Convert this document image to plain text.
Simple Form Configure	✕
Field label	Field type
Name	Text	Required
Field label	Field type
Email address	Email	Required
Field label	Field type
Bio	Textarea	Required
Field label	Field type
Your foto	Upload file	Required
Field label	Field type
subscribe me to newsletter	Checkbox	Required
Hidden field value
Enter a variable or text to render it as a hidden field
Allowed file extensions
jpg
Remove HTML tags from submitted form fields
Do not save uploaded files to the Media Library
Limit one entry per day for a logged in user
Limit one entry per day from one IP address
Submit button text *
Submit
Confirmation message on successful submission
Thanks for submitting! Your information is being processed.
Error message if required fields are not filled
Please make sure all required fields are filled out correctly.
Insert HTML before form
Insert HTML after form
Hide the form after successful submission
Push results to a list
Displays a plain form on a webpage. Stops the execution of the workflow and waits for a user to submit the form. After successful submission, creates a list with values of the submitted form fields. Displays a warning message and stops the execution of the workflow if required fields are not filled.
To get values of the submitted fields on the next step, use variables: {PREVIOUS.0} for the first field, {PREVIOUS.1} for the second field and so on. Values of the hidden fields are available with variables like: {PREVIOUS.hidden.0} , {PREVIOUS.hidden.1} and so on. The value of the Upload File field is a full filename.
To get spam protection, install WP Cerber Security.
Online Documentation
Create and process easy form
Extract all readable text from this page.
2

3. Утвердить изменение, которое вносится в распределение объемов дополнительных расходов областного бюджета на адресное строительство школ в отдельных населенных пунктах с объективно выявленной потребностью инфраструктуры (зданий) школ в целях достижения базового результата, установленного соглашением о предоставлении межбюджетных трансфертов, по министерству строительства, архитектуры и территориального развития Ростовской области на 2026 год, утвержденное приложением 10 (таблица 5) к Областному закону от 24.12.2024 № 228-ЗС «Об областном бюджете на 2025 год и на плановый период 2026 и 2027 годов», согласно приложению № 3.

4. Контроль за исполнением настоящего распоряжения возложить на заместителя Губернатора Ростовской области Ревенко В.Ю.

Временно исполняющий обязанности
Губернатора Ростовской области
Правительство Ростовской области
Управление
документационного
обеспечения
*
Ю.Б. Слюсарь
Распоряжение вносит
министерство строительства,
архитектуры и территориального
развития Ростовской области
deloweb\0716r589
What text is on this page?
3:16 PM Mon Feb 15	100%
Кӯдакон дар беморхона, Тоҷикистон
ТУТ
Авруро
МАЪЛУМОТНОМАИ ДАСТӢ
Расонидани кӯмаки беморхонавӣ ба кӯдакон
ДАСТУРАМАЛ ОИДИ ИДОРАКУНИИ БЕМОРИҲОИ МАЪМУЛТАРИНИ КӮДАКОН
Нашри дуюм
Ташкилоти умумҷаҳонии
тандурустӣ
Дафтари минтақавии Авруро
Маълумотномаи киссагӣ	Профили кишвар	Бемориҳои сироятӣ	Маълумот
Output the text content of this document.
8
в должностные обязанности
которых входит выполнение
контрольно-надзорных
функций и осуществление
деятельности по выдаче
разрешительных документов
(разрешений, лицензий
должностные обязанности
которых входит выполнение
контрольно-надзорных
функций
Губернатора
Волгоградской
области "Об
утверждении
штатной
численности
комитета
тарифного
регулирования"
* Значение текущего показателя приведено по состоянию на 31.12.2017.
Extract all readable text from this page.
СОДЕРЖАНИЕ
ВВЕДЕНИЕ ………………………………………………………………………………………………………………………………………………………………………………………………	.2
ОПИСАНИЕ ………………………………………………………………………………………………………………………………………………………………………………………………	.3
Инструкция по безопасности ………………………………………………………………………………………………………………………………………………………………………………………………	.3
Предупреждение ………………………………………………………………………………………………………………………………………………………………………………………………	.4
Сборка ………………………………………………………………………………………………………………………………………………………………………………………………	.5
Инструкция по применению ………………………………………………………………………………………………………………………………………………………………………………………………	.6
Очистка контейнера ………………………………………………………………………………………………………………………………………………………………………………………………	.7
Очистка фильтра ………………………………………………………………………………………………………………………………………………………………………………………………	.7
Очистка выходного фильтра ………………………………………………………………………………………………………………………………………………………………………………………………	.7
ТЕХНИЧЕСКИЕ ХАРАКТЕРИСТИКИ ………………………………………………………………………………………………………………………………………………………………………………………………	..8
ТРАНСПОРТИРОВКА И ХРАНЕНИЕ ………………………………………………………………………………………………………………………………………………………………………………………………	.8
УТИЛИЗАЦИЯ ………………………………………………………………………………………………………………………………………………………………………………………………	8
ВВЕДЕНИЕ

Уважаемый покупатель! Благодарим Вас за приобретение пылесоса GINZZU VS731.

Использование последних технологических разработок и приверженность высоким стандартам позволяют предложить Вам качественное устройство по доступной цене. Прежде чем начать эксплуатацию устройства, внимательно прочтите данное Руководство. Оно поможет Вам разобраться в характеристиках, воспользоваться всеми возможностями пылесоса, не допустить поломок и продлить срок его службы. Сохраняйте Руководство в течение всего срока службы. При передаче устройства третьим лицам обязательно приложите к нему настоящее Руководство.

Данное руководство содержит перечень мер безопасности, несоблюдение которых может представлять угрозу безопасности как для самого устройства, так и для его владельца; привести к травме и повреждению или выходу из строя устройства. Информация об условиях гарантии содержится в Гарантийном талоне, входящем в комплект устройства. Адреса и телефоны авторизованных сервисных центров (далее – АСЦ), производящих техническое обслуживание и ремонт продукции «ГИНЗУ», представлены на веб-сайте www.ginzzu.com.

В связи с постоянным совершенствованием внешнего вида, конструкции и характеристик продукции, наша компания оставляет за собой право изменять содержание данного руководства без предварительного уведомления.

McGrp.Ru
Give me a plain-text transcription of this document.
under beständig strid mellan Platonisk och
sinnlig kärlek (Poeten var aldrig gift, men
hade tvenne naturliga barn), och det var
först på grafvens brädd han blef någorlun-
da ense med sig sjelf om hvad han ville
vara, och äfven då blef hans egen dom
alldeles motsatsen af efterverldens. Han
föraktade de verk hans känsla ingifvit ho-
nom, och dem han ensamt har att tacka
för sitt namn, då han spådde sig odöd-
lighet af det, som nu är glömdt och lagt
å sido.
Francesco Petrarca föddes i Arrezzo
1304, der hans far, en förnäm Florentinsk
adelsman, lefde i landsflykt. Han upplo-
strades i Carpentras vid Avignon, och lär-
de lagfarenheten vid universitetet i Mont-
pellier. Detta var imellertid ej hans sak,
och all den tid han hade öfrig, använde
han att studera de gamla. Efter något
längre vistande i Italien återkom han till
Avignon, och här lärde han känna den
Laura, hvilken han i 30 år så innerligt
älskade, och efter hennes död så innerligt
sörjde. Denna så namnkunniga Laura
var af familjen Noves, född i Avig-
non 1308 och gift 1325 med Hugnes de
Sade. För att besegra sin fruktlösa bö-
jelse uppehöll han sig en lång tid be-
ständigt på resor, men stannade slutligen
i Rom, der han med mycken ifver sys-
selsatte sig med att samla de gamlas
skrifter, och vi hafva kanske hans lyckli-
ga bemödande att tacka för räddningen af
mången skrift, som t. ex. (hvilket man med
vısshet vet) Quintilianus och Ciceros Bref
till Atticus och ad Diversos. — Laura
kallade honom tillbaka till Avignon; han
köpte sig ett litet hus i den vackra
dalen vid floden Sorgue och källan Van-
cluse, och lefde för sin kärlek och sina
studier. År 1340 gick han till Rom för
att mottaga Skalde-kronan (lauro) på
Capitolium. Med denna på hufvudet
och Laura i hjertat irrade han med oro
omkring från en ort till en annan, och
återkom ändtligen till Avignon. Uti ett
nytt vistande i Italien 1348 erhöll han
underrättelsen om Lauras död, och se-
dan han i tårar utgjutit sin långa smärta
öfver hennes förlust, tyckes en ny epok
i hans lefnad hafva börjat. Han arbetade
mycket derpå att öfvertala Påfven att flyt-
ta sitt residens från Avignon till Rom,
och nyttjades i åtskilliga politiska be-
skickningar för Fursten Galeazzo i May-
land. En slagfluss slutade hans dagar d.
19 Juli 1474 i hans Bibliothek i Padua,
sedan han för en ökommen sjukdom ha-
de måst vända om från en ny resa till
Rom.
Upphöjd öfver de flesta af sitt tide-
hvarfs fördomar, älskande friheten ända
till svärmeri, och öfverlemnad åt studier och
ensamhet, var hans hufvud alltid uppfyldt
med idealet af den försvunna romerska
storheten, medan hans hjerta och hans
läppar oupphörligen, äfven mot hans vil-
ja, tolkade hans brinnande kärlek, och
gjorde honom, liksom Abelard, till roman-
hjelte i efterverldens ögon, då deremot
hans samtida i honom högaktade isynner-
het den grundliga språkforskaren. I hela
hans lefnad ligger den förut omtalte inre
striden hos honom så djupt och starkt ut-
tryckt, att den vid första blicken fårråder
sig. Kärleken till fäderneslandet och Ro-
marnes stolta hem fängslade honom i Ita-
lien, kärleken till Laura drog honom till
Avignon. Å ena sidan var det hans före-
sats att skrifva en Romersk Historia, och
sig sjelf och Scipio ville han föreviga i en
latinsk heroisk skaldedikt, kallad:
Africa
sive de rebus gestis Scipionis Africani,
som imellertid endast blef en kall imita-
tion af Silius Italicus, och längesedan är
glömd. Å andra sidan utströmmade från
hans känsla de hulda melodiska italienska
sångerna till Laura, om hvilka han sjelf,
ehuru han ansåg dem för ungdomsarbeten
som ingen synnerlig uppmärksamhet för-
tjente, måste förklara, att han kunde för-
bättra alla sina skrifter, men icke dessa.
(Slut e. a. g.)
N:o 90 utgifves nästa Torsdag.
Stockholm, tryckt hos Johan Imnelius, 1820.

*TASK STATEMENT*:
Where a line in the material above holds "imellertid", copy that line.

*FULL SOLUTION*:
pellier. Detta var imellertid ej hans sak,
som imellertid endast blef en kall imita-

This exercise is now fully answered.